## [PROBLEM DETAILS]
Your task is to copy the material exactly.

#####

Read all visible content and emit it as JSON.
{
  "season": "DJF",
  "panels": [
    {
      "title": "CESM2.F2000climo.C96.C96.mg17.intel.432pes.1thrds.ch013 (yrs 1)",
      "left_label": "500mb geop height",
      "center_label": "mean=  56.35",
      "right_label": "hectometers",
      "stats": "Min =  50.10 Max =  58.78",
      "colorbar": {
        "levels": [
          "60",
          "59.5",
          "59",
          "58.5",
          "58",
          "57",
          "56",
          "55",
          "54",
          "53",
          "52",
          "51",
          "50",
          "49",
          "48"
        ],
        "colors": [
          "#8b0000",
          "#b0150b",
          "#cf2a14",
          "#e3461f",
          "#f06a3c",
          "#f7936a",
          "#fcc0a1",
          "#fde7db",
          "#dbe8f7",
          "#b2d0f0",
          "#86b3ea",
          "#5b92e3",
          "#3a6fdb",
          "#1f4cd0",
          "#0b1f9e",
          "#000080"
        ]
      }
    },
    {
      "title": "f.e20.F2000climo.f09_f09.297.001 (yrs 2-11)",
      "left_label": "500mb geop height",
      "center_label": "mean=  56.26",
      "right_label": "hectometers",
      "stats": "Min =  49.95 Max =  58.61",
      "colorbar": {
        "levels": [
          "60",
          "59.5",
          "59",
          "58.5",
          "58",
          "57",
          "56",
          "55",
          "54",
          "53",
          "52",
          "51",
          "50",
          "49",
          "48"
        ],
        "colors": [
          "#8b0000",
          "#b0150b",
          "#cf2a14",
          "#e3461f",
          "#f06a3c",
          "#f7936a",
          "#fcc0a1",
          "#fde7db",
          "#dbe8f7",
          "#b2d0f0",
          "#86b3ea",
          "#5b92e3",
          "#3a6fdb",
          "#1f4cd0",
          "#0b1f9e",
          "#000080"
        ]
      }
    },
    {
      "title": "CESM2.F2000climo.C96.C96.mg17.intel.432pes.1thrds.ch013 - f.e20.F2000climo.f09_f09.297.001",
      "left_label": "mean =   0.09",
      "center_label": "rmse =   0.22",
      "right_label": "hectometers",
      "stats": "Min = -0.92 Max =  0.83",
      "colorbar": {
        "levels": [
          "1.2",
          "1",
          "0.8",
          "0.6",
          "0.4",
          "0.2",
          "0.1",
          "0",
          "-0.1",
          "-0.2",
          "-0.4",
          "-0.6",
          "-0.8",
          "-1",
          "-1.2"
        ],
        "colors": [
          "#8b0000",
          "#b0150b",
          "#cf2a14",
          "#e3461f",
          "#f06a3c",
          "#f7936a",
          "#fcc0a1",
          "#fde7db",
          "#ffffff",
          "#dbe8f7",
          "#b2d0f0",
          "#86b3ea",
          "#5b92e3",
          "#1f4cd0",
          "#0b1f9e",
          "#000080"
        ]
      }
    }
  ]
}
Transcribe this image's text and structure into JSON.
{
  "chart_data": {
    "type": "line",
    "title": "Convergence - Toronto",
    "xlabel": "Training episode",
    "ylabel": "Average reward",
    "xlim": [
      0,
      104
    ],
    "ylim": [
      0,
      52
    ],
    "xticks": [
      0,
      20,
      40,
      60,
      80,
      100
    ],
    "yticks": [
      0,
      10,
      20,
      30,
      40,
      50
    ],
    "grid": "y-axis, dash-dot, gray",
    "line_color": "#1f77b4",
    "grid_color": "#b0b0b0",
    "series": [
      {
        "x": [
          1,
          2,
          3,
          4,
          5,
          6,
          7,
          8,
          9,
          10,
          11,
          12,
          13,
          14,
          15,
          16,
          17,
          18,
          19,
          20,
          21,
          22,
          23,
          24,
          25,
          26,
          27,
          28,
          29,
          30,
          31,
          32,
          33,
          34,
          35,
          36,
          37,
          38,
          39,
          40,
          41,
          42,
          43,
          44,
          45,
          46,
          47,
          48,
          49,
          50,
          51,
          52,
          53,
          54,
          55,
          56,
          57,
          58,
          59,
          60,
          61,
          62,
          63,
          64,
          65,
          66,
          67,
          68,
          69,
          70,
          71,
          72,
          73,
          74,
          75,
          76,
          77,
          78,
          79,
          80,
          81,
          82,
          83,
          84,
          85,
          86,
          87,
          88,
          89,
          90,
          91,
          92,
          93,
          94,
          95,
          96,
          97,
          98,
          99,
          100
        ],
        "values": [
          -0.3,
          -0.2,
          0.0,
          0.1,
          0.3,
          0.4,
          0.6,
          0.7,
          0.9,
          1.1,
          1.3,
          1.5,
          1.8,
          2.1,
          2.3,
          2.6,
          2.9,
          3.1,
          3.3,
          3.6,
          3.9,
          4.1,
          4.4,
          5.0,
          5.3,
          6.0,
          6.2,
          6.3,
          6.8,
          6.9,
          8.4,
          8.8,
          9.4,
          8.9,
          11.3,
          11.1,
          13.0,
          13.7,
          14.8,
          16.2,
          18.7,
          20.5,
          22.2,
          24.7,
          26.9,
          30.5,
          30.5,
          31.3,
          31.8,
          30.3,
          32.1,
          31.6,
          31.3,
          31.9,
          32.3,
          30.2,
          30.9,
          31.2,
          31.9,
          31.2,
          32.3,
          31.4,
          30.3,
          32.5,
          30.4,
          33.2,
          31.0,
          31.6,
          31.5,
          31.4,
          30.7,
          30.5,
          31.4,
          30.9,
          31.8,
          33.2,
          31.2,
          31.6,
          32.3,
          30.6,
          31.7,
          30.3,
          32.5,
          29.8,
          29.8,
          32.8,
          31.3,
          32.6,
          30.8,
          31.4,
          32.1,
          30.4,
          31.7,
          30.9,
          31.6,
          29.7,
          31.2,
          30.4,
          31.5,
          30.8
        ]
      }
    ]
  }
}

#####

## [SOLUTION]
Read all visible content and emit it as JSON.
{
  "season": "DJF",
  "panels": [
    {
      "title": "CESM2.F2000climo.C96.C96.mg17.intel.432pes.1thrds.ch013 (yrs 1)",
      "left_label": "500mb geop height",
      "center_label": "mean=  56.35",
      "right_label": "hectometers",
      "stats": "Min =  50.10 Max =  58.78",
      "colorbar": {
        "levels": [
          "60",
          "59.5",
          "59",
          "58.5",
          "58",
          "57",
          "56",
          "55",
          "54",
          "53",
          "52",
          "51",
          "50",
          "49",
          "48"
        ],
        "colors": [
          "#8b0000",
          "#b0150b",
          "#cf2a14",
          "#e3461f",
          "#f06a3c",
          "#f7936a",
          "#fcc0a1",
          "#fde7db",
          "#dbe8f7",
          "#b2d0f0",
          "#86b3ea",
          "#5b92e3",
          "#3a6fdb",
          "#1f4cd0",
          "#0b1f9e",
          "#000080"
        ]
      }
    },
    {
      "title": "f.e20.F2000climo.f09_f09.297.001 (yrs 2-11)",
      "left_label": "500mb geop height",
      "center_label": "mean=  56.26",
      "right_label": "hectometers",
      "stats": "Min =  49.95 Max =  58.61",
      "colorbar": {
        "levels": [
          "60",
          "59.5",
          "59",
          "58.5",
          "58",
          "57",
          "56",
          "55",
          "54",
          "53",
          "52",
          "51",
          "50",
          "49",
          "48"
        ],
        "colors": [
          "#8b0000",
          "#b0150b",
          "#cf2a14",
          "#e3461f",
          "#f06a3c",
          "#f7936a",
          "#fcc0a1",
          "#fde7db",
          "#dbe8f7",
          "#b2d0f0",
          "#86b3ea",
          "#5b92e3",
          "#3a6fdb",
          "#1f4cd0",
          "#0b1f9e",
          "#000080"
        ]
      }
    },
    {
      "title": "CESM2.F2000climo.C96.C96.mg17.intel.432pes.1thrds.ch013 - f.e20.F2000climo.f09_f09.297.001",
      "left_label": "mean =   0.09",
      "center_label": "rmse =   0.22",
      "right_label": "hectometers",
      "stats": "Min = -0.92 Max =  0.83",
      "colorbar": {
        "levels": [
          "1.2",
          "1",
          "0.8",
          "0.6",
          "0.4",
          "0.2",
          "0.1",
          "0",
          "-0.1",
          "-0.2",
          "-0.4",
          "-0.6",
          "-0.8",
          "-1",
          "-1.2"
        ],
        "colors": [
          "#8b0000",
          "#b0150b",
          "#cf2a14",
          "#e3461f",
          "#f06a3c",
          "#f7936a",
          "#fcc0a1",
          "#fde7db",
          "#ffffff",
          "#dbe8f7",
          "#b2d0f0",
          "#86b3ea",
          "#5b92e3",
          "#1f4cd0",
          "#0b1f9e",
          "#000080"
        ]
      }
    }
  ]
}
Transcribe this image's text and structure into JSON.
{
  "chart_data": {
    "type": "line",
    "title": "Convergence - Toronto",
    "xlabel": "Training episode",
    "ylabel": "Average reward",
    "xlim": [
      0,
      104
    ],
    "ylim": [
      0,
      52
    ],
    "xticks": [
      0,
      20,
      40,
      60,
      80,
      100
    ],
    "yticks": [
      0,
      10,
      20,
      30,
      40,
      50
    ],
    "grid": "y-axis, dash-dot, gray",
    "line_color": "#1f77b4",
    "grid_color": "#b0b0b0",
    "series": [
      {
        "x": [
          1,
          2,
          3,
          4,
          5,
          6,
          7,
          8,
          9,
          10,
          11,
          12,
          13,
          14,
          15,
          16,
          17,
          18,
          19,
          20,
          21,
          22,
          23,
          24,
          25,
          26,
          27,
          28,
          29,
          30,
          31,
          32,
          33,
          34,
          35,
          36,
          37,
          38,
          39,
          40,
          41,
          42,
          43,
          44,
          45,
          46,
          47,
          48,
          49,
          50,
          51,
          52,
          53,
          54,
          55,
          56,
          57,
          58,
          59,
          60,
          61,
          62,
          63,
          64,
          65,
          66,
          67,
          68,
          69,
          70,
          71,
          72,
          73,
          74,
          75,
          76,
          77,
          78,
          79,
          80,
          81,
          82,
          83,
          84,
          85,
          86,
          87,
          88,
          89,
          90,
          91,
          92,
          93,
          94,
          95,
          96,
          97,
          98,
          99,
          100
        ],
        "values": [
          -0.3,
          -0.2,
          0.0,
          0.1,
          0.3,
          0.4,
          0.6,
          0.7,
          0.9,
          1.1,
          1.3,
          1.5,
          1.8,
          2.1,
          2.3,
          2.6,
          2.9,
          3.1,
          3.3,
          3.6,
          3.9,
          4.1,
          4.4,
          5.0,
          5.3,
          6.0,
          6.2,
          6.3,
          6.8,
          6.9,
          8.4,
          8.8,
          9.4,
          8.9,
          11.3,
          11.1,
          13.0,
          13.7,
          14.8,
          16.2,
          18.7,
          20.5,
          22.2,
          24.7,
          26.9,
          30.5,
          30.5,
          31.3,
          31.8,
          30.3,
          32.1,
          31.6,
          31.3,
          31.9,
          32.3,
          30.2,
          30.9,
          31.2,
          31.9,
          31.2,
          32.3,
          31.4,
          30.3,
          32.5,
          30.4,
          33.2,
          31.0,
          31.6,
          31.5,
          31.4,
          30.7,
          30.5,
          31.4,
          30.9,
          31.8,
          33.2,
          31.2,
          31.6,
          32.3,
          30.6,
          31.7,
          30.3,
          32.5,
          29.8,
          29.8,
          32.8,
          31.3,
          32.6,
          30.8,
          31.4,
          32.1,
          30.4,
          31.7,
          30.9,
          31.6,
          29.7,
          31.2,
          30.4,
          31.5,
          30.8
        ]
      }
    ]
  }
}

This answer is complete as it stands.